### [Data to process]
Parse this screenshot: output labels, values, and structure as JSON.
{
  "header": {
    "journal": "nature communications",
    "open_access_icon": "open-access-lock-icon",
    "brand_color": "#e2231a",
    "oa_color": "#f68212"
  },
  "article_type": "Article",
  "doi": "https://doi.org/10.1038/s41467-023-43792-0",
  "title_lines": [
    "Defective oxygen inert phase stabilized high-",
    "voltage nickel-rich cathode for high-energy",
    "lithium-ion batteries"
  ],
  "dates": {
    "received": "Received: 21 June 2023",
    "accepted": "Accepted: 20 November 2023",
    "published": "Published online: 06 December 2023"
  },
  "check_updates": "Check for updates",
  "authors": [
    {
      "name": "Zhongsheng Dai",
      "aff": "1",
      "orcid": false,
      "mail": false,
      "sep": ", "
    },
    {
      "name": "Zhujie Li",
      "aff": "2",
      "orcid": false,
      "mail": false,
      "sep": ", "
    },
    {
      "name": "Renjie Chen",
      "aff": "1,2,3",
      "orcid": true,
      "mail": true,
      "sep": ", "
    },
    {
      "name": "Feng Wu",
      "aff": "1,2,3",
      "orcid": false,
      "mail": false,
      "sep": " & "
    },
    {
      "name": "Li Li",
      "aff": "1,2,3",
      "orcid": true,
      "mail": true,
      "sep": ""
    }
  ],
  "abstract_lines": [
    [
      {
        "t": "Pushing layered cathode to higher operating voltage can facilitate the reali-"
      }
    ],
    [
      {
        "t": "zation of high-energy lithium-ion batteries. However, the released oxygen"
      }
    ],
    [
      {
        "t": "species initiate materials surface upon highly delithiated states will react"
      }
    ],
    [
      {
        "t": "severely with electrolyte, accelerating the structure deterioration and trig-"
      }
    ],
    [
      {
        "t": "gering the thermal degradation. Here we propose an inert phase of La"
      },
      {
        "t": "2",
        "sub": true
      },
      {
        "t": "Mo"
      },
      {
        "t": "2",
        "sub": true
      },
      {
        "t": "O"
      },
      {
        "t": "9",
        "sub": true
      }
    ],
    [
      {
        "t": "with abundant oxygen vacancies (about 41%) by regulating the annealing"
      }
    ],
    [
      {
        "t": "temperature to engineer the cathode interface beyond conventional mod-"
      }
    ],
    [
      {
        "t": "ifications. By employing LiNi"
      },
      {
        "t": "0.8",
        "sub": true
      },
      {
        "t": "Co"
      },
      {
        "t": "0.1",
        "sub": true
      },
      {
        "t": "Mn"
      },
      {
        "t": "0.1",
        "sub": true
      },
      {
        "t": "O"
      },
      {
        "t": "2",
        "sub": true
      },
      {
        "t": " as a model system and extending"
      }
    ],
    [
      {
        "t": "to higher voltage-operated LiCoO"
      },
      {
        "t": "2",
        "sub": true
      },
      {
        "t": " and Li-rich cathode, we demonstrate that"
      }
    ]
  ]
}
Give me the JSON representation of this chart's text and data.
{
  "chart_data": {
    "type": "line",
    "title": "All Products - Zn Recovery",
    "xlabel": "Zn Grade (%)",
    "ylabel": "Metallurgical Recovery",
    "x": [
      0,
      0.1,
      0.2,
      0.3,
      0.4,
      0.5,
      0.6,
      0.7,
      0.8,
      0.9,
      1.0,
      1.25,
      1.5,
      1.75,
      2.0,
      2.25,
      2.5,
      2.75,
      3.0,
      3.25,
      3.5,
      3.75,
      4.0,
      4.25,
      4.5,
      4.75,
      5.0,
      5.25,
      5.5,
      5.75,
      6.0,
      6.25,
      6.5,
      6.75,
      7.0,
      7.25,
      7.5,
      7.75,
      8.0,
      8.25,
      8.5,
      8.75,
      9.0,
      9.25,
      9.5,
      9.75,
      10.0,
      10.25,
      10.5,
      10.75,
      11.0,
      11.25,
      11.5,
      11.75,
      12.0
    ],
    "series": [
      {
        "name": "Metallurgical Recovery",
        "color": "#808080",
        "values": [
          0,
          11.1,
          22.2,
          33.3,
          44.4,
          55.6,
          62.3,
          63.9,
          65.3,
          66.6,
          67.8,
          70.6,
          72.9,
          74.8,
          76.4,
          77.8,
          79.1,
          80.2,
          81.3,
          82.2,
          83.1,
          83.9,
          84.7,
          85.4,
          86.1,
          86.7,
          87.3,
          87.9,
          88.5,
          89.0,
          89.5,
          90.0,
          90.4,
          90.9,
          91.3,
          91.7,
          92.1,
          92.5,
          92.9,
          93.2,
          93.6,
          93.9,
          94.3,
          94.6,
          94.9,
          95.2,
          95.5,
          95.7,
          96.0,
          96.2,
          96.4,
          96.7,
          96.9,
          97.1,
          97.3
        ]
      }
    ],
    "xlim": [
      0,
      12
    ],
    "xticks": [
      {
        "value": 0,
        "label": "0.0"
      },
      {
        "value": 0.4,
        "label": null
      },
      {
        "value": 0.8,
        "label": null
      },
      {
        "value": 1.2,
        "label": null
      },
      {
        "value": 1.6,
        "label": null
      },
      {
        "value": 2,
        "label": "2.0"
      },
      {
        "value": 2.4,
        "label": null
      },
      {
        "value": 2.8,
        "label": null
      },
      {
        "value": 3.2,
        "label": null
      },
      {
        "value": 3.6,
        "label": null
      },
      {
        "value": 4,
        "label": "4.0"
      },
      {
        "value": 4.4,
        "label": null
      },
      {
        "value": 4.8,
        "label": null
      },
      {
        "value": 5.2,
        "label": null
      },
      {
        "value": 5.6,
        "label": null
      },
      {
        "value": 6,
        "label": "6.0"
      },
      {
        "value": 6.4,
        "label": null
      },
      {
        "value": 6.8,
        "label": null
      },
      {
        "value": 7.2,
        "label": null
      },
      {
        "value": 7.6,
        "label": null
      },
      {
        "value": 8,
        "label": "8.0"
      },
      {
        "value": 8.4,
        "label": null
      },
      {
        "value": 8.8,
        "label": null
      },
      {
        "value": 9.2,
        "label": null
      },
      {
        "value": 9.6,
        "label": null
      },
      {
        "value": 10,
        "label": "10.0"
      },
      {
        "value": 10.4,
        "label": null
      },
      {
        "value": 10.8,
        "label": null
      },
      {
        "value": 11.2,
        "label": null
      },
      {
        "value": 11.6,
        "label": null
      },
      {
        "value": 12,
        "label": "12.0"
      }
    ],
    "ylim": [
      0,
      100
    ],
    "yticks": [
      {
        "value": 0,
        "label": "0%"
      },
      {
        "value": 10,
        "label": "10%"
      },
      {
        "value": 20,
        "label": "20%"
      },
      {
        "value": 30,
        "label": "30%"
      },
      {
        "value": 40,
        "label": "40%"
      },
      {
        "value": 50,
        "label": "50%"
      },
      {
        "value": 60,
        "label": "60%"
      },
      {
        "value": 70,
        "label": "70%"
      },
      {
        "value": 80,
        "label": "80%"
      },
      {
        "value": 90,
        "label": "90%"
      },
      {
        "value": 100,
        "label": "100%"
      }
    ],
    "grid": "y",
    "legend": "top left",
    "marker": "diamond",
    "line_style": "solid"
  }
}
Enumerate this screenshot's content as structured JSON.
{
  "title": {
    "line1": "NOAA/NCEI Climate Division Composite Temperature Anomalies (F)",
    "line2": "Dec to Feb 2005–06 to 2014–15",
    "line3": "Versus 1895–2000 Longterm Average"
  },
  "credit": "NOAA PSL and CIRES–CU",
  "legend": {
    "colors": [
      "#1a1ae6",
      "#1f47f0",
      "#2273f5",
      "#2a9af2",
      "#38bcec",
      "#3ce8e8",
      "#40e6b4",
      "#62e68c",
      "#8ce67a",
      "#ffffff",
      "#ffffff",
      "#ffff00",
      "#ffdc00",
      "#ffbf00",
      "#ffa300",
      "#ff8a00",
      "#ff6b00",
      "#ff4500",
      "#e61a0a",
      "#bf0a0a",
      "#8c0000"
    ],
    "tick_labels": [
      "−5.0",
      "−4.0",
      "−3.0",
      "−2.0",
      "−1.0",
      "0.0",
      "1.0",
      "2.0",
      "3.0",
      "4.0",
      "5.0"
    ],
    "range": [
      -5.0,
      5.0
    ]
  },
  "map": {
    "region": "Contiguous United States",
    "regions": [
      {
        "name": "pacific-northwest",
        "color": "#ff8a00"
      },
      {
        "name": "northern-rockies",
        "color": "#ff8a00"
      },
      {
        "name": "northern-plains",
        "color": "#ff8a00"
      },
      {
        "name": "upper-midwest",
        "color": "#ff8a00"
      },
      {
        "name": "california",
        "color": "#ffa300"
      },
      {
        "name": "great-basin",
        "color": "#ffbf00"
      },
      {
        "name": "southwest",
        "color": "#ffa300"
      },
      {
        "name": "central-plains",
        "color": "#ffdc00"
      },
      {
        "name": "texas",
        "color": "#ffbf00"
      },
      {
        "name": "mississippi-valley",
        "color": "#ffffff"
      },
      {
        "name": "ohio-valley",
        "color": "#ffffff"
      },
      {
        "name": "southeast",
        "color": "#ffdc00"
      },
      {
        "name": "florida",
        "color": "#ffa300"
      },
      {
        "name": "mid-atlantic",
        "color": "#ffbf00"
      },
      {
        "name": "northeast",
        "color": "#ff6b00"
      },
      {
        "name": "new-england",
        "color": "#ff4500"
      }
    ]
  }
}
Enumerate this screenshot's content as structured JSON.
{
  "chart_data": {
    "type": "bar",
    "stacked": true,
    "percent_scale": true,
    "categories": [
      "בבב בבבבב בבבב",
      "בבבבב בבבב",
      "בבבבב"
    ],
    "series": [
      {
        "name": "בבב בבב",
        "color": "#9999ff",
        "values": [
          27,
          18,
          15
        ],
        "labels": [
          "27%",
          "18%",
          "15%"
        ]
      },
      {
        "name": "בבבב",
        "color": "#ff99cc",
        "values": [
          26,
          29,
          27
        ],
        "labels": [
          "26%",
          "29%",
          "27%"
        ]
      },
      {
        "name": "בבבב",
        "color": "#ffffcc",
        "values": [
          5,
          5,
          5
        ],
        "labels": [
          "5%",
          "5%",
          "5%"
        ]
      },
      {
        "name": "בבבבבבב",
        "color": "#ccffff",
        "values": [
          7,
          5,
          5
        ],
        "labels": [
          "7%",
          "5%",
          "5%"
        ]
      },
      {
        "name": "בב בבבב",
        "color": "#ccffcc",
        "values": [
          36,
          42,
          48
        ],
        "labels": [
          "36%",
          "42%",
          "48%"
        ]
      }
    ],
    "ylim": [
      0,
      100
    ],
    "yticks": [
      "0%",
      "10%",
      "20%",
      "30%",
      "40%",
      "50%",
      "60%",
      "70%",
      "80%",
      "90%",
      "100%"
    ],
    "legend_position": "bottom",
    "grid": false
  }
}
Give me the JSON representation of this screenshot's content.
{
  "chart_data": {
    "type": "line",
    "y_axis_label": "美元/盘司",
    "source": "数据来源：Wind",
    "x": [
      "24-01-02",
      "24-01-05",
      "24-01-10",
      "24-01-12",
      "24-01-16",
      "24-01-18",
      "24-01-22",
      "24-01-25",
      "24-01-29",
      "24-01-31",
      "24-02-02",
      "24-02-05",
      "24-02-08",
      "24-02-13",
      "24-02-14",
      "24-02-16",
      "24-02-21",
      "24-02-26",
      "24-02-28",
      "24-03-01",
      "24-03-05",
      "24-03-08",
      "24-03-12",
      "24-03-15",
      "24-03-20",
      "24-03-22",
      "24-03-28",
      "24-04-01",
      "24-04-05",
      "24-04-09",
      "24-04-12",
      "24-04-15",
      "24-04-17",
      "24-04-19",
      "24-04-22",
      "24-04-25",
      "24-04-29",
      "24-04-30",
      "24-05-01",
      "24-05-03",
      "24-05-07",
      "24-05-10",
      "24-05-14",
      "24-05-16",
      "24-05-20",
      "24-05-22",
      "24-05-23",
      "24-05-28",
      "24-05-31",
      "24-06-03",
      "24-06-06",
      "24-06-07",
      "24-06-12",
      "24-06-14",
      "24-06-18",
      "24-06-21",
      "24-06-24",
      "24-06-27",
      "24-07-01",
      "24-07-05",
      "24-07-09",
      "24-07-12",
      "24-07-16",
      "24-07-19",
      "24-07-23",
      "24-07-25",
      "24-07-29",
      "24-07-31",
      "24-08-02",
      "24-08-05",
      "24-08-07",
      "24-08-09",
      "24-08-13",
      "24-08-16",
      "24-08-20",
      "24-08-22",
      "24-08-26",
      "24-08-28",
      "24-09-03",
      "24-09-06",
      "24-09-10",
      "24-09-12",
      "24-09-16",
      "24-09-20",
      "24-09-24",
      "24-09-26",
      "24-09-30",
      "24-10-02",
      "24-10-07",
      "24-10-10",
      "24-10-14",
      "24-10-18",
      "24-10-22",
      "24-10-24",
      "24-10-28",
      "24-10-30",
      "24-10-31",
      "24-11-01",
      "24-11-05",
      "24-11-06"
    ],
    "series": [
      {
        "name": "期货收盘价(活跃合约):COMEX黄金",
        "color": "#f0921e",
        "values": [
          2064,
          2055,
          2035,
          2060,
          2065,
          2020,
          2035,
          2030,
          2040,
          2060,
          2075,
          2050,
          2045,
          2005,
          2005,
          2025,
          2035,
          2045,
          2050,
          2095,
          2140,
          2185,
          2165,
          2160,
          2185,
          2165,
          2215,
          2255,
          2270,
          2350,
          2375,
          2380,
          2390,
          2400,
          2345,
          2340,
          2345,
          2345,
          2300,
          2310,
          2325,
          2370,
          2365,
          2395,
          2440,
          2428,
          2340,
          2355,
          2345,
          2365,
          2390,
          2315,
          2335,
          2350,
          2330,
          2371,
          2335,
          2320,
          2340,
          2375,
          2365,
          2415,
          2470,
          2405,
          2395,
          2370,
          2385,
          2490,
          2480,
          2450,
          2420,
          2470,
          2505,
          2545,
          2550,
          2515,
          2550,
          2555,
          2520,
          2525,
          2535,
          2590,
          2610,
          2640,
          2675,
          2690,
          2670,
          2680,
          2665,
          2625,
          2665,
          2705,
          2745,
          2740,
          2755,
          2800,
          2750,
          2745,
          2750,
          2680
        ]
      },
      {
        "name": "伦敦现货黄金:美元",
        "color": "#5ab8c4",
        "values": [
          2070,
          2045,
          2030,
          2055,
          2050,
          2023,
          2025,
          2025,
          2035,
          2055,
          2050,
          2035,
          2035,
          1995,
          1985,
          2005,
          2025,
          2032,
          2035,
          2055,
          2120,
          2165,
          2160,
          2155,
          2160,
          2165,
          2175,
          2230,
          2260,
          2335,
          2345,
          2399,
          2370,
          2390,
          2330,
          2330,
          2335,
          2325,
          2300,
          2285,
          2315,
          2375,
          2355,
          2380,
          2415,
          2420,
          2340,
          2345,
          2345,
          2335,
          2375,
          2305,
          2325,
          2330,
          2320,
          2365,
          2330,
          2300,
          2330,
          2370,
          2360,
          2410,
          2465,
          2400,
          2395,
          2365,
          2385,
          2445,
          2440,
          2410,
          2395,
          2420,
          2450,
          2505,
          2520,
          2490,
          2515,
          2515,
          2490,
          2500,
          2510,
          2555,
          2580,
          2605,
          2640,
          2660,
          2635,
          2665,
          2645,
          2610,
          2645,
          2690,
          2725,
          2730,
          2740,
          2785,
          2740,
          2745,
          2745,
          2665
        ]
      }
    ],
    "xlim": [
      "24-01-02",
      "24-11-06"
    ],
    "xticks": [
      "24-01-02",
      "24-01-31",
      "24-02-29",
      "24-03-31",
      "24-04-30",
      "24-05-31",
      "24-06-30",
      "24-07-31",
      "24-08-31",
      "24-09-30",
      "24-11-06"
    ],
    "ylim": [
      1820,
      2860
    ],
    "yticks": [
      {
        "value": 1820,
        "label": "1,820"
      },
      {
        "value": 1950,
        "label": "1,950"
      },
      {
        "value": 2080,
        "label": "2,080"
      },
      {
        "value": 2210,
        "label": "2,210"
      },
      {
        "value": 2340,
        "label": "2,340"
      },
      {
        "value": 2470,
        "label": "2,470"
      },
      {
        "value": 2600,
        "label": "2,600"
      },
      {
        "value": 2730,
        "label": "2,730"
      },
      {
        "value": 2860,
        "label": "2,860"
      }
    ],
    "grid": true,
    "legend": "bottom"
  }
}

### [What you should do]
Track down every line holding the string "JSON" and copy it.

### [Answer in full]
Parse this screenshot: output labels, values, and structure as JSON.
Give me the JSON representation of this chart's text and data.
Enumerate this screenshot's content as structured JSON.
Enumerate this screenshot's content as structured JSON.
Give me the JSON representation of this screenshot's content.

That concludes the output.